>> Start Given data
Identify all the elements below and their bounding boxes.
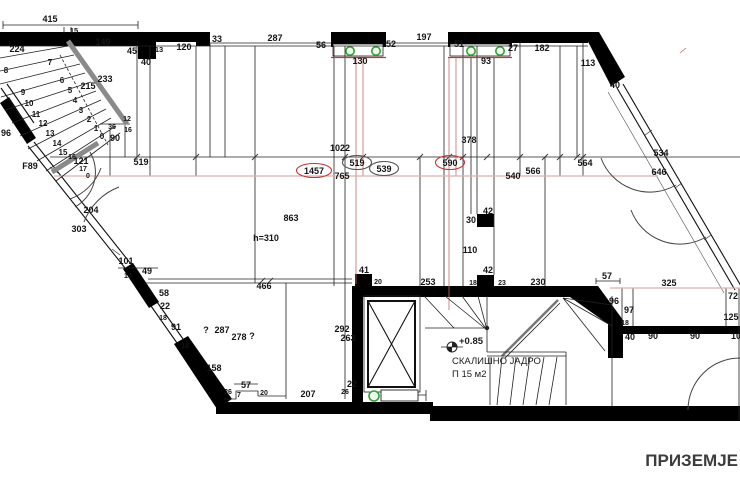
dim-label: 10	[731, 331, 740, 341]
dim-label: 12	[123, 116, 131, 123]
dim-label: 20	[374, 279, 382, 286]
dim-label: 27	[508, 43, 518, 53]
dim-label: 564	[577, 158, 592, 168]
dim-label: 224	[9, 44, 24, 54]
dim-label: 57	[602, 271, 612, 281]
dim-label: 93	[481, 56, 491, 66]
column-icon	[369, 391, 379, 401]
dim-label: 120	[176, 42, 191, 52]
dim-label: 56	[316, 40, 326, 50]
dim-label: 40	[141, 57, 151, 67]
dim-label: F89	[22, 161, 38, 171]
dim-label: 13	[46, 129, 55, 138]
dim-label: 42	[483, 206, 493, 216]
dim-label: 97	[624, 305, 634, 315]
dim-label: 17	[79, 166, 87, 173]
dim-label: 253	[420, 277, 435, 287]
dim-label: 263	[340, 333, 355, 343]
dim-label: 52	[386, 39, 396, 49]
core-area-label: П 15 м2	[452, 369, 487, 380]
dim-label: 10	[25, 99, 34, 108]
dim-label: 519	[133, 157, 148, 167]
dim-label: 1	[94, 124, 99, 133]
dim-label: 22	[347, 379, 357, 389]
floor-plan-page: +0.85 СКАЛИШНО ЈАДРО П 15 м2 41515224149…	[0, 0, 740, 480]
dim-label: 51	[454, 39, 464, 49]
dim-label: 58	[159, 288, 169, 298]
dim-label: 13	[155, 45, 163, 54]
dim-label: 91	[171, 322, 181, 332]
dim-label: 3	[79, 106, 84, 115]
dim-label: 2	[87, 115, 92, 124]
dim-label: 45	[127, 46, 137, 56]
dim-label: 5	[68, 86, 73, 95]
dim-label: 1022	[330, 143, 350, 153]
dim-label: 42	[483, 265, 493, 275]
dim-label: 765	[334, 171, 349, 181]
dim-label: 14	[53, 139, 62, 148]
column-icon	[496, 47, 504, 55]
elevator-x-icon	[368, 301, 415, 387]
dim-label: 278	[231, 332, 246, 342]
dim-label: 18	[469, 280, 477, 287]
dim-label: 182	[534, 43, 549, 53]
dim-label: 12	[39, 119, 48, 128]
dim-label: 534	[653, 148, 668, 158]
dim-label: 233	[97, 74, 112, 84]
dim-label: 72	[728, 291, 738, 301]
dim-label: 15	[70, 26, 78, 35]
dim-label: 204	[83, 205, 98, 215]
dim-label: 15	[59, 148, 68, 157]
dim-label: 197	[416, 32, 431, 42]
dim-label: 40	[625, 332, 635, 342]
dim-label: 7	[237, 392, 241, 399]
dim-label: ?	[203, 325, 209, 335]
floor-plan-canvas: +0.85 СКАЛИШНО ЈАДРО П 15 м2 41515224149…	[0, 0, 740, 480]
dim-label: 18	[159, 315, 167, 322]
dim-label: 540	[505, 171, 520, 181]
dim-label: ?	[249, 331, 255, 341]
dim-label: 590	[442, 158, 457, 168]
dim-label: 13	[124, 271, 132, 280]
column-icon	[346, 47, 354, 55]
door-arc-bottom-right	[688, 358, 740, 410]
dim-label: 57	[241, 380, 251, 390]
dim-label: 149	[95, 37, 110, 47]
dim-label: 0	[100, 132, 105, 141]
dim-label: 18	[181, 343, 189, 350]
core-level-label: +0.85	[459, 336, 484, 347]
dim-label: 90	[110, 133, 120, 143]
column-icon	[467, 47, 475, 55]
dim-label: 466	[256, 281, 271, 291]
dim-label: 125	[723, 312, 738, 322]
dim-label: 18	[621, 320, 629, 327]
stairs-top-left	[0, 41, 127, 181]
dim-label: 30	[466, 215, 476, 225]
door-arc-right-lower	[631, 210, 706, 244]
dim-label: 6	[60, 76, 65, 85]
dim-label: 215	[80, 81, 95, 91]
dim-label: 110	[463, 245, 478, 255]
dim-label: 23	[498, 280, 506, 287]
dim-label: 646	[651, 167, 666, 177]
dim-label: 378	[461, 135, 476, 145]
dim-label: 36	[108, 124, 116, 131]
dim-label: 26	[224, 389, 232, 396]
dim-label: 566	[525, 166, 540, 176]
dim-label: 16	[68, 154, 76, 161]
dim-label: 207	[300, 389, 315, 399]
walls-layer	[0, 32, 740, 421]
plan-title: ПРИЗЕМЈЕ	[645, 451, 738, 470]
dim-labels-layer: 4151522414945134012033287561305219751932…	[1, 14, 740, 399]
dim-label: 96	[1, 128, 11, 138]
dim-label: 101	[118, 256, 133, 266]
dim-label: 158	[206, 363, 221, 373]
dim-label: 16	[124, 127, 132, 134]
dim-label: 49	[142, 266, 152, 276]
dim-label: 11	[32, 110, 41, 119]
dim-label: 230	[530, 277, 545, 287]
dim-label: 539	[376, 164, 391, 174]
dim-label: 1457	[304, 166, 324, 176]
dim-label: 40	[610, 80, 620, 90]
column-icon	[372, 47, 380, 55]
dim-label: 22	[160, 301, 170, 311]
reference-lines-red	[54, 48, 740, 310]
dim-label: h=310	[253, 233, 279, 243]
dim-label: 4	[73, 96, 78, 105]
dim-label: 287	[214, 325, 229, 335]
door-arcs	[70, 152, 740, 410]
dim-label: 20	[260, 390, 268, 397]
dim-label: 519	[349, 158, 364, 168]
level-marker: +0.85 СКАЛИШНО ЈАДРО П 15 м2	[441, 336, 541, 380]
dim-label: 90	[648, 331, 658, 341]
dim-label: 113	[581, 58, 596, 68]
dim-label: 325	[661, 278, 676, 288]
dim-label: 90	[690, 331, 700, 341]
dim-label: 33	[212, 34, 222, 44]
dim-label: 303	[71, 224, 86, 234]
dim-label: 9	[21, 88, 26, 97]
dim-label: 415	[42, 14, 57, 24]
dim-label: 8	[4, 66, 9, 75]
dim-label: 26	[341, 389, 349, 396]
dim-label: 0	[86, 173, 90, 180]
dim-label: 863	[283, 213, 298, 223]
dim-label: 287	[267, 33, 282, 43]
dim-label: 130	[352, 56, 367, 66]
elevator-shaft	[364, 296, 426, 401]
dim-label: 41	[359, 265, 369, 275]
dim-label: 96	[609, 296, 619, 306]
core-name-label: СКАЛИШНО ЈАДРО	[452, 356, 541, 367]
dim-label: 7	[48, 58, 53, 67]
>> End Given data
>> Start Given data
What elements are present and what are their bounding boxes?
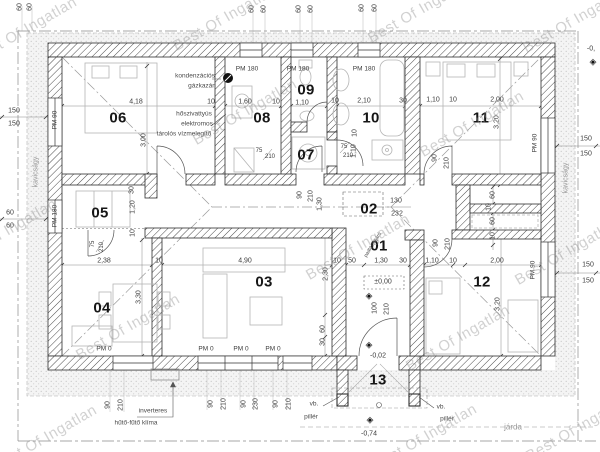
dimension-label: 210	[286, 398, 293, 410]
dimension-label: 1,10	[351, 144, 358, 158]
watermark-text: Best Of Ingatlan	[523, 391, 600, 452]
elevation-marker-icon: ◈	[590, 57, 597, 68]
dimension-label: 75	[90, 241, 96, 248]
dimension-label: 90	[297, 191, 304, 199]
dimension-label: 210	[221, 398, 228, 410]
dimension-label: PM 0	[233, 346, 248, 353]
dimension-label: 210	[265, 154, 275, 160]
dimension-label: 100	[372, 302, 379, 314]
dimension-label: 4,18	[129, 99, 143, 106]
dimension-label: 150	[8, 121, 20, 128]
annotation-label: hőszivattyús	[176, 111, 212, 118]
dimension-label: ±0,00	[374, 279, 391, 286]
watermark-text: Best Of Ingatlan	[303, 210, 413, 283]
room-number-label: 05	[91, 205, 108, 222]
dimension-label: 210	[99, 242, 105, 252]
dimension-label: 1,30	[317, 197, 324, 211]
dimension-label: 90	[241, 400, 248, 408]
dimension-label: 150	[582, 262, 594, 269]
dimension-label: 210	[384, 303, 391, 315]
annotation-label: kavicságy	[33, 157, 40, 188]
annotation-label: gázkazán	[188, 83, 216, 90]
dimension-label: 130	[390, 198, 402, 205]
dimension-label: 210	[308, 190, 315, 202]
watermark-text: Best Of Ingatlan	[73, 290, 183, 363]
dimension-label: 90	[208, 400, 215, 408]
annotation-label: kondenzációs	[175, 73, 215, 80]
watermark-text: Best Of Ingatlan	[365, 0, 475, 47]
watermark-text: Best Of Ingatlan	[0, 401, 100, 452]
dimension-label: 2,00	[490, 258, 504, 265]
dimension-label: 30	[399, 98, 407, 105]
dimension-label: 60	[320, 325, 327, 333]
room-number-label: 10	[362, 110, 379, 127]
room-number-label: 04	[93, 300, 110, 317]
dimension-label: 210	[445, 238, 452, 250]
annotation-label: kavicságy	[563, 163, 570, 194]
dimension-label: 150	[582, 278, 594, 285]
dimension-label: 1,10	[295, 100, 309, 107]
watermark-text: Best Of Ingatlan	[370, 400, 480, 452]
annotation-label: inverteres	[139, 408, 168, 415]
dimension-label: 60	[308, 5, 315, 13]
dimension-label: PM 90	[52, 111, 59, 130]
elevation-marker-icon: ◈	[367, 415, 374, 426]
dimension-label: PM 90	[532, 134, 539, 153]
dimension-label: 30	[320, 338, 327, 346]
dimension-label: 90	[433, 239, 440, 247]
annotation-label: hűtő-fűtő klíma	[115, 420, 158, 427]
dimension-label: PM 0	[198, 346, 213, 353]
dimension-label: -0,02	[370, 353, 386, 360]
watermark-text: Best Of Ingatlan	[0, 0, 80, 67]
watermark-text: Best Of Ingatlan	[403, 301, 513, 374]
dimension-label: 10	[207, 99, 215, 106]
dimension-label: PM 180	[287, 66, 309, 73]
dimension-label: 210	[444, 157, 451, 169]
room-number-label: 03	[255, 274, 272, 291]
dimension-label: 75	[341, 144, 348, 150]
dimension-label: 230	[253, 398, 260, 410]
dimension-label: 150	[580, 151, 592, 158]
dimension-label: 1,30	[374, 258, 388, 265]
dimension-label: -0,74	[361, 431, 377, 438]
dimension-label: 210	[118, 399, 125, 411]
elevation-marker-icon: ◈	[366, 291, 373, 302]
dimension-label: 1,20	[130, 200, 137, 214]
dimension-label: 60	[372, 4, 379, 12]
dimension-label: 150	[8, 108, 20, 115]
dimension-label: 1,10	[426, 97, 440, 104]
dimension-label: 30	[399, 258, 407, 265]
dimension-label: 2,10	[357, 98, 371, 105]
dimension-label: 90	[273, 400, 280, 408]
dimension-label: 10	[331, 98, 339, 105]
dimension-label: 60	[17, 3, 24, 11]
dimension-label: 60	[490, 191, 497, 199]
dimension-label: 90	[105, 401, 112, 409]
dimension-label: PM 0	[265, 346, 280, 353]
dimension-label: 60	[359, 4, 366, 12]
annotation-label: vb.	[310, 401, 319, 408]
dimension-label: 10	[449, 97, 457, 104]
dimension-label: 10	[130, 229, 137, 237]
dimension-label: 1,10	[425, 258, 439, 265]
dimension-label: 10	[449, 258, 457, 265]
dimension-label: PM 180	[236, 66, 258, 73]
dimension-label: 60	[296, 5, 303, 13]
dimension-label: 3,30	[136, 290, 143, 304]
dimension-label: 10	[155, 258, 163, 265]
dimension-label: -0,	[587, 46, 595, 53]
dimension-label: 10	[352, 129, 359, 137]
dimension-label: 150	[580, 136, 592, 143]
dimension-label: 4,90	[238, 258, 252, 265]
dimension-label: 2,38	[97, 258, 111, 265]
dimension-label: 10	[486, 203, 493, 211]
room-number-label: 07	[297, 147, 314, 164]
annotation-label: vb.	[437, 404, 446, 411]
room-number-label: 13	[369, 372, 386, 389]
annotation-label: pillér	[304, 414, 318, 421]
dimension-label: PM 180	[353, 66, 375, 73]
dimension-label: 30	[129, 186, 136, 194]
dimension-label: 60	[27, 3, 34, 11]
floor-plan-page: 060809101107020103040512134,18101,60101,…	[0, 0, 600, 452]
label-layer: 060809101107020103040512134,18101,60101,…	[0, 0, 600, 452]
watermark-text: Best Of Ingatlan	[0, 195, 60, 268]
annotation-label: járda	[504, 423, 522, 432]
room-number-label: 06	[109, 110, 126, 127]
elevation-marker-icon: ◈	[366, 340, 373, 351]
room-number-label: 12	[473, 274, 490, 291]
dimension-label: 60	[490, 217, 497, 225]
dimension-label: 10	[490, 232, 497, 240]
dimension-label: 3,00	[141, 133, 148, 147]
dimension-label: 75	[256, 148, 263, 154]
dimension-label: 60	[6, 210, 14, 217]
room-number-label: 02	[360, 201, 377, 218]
>> End Given data
Please render the items above, from the line with "331, 740, 341]" through the line with "99, 34, 108]", as a Markdown table with the columns Row and Line, numbering each row and leaving out blank lines.

| Row | Line |
|---|---|
| 1 | dim-label: 10	[731, 331, 740, 341] |
| 2 | dim-label: 12	[123, 116, 131, 123] |
| 3 | dim-label: 20	[374, 279, 382, 286] |
| 4 | dim-label: 27	[508, 43, 518, 53] |
| 5 | dim-label: 564	[577, 158, 592, 168] |
| 6 | dim-label: 224	[9, 44, 24, 54] |
| 7 | dim-label: 57	[602, 271, 612, 281] |
| 8 | dim-label: 93	[481, 56, 491, 66] |
| 9 | column-icon	[369, 391, 379, 401] |
| 10 | dim-label: 120	[176, 42, 191, 52] |
| 11 | dim-label: 56	[316, 40, 326, 50] |
| 12 | dim-label: 40	[141, 57, 151, 67] |
| 13 | dim-label: F89	[22, 161, 38, 171] |
| 14 | dim-label: 13	[46, 129, 55, 138] |
| 15 | dim-label: 42	[483, 206, 493, 216] |
| 16 | dim-label: 97	[624, 305, 634, 315] |
| 17 | dim-label: 17	[79, 166, 87, 173] |
| 18 | dim-label: 253	[420, 277, 435, 287] |
| 19 | dim-label: 263	[340, 333, 355, 343] |
| 20 | dim-label: 52	[386, 39, 396, 49] |
| 21 | core-area-label: П 15 м2	[452, 369, 487, 380] |
| 22 | dim-label: 10	[25, 99, 34, 108] |